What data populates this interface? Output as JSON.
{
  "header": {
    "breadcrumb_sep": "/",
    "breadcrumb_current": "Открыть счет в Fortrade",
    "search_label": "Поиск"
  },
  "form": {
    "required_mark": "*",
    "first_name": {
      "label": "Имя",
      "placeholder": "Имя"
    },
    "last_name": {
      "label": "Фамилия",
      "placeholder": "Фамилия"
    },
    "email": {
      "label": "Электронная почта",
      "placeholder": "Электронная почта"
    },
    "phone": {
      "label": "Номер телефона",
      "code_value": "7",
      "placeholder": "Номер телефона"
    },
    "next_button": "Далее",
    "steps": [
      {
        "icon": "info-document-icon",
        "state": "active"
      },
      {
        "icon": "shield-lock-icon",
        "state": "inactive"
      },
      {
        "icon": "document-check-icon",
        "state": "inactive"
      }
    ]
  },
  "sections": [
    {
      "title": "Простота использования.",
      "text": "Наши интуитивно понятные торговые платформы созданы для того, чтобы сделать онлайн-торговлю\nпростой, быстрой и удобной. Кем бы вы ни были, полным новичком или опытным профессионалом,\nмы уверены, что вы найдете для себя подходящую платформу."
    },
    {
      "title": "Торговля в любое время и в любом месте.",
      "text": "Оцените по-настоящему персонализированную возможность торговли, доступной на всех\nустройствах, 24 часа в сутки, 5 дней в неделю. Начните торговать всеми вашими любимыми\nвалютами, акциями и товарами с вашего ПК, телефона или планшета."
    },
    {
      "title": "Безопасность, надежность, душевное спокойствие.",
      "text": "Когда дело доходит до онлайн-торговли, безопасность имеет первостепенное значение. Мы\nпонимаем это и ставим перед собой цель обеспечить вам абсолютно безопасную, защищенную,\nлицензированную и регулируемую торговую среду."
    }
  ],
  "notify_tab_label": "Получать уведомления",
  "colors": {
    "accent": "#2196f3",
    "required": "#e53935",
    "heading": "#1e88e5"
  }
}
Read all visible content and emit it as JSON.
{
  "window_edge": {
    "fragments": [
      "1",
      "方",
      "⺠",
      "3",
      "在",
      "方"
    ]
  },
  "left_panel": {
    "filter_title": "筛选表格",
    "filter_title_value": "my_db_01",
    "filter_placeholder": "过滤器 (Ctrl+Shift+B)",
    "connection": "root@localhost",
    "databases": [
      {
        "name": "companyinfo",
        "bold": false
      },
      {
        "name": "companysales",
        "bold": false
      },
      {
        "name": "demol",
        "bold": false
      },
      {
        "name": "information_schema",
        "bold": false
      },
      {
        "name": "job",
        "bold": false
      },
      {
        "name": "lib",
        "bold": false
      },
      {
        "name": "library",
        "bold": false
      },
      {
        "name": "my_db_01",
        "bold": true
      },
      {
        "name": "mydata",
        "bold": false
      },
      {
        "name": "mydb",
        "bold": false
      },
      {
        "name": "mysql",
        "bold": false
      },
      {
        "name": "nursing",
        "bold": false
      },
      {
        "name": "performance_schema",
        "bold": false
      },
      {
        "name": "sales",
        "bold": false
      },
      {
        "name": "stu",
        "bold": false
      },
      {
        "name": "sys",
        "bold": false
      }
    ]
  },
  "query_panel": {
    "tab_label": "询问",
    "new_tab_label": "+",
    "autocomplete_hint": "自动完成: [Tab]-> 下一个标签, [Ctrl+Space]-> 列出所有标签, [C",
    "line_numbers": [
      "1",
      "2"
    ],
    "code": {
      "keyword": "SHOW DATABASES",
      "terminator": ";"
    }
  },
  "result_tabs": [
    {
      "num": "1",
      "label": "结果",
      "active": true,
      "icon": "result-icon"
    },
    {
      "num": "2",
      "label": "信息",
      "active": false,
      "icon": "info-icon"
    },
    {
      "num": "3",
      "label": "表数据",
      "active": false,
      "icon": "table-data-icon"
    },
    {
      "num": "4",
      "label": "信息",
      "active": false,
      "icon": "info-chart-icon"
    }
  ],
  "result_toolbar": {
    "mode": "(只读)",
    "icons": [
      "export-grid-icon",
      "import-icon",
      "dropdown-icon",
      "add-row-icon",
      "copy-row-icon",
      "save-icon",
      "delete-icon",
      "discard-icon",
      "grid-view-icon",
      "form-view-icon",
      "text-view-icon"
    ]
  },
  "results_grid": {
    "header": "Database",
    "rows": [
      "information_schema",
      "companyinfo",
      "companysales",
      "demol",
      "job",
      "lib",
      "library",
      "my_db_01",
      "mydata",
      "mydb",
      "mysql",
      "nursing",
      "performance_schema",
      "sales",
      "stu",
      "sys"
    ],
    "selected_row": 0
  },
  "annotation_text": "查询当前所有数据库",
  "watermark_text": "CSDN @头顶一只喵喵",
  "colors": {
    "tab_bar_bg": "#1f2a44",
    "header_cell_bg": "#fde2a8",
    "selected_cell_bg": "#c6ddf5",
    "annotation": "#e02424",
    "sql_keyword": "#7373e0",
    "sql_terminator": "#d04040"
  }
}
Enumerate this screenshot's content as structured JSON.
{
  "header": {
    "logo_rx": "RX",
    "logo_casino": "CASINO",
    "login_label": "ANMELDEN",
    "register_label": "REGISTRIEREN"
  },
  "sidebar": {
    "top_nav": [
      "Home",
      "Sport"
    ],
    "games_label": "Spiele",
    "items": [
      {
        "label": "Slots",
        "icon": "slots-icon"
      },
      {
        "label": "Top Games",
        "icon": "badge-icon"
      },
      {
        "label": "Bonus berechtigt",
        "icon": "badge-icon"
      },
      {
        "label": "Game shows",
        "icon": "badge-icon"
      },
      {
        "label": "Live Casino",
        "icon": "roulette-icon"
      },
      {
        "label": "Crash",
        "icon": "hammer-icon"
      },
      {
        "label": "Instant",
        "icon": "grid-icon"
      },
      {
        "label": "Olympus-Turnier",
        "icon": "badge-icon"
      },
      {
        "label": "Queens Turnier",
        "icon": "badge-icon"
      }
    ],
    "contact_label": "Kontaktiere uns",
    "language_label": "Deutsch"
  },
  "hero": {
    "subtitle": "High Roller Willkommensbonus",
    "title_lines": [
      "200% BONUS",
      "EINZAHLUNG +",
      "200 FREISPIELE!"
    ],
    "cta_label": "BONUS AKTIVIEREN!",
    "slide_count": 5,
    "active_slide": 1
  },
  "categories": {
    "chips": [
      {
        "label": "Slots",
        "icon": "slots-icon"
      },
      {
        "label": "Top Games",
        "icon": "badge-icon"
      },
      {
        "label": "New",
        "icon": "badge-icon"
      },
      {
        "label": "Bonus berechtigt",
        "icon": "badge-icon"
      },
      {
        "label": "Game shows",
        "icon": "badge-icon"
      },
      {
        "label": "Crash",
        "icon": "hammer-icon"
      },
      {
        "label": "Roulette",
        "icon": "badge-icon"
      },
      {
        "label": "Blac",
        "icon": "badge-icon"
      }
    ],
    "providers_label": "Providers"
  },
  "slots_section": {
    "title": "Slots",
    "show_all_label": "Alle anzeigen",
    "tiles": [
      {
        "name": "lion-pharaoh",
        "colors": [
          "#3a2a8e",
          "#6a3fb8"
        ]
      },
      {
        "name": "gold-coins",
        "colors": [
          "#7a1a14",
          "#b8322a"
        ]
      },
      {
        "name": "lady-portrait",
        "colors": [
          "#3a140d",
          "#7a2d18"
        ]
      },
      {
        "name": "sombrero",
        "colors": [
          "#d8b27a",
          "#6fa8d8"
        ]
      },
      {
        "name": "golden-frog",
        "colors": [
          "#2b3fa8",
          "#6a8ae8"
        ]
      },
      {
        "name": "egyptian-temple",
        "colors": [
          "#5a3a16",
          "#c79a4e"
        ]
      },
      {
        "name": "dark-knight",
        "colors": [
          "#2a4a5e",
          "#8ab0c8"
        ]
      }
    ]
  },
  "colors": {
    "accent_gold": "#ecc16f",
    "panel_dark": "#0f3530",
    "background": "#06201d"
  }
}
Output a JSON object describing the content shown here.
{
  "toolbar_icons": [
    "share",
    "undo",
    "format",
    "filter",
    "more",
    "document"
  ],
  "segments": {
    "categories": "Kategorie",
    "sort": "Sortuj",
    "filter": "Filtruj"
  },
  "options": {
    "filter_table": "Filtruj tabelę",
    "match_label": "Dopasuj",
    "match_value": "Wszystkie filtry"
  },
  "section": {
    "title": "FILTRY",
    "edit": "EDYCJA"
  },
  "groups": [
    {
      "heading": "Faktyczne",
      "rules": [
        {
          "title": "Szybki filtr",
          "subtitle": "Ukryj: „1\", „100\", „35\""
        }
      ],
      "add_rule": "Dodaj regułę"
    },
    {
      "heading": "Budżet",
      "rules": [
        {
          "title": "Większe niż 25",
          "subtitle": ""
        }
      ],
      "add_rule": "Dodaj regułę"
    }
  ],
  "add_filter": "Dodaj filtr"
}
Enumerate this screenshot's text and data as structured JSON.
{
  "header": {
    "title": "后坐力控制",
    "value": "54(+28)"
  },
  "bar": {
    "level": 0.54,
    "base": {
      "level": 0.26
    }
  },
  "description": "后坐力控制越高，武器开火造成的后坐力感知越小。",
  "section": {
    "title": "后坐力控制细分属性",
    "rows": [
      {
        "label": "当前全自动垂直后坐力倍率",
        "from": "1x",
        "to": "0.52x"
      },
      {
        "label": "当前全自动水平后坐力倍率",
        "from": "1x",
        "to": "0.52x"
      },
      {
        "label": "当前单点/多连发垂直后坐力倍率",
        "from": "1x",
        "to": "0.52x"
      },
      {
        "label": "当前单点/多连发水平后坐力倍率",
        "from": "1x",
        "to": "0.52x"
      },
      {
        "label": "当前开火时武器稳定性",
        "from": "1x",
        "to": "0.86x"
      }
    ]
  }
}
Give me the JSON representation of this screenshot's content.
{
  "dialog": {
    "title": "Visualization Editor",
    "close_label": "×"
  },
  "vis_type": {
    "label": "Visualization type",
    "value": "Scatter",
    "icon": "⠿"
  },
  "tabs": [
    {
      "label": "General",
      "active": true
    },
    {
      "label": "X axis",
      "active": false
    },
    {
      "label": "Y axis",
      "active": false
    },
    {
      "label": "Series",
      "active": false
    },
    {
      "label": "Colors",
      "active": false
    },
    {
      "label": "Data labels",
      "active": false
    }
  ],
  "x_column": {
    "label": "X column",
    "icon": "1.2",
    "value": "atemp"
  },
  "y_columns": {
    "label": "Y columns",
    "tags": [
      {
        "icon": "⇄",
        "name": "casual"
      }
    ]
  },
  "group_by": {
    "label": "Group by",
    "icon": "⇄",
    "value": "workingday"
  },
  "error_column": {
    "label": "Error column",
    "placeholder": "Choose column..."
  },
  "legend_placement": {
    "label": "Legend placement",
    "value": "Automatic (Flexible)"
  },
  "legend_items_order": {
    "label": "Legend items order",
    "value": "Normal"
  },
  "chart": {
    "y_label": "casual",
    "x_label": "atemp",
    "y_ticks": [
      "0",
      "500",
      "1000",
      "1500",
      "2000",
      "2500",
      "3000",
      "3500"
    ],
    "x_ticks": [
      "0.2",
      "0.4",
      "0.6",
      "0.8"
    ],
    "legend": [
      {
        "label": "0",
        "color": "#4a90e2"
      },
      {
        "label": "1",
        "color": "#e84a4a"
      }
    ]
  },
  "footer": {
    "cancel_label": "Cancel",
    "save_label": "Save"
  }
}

-----

TASK DESCRIPTION:
Set out every line from the material that contains the string "subtitle".

FINAL RESULT:
    "subtitle": "High Roller Willkommensbonus",
          "subtitle": "Ukryj: „1\", „100\", „35\""
          "subtitle": ""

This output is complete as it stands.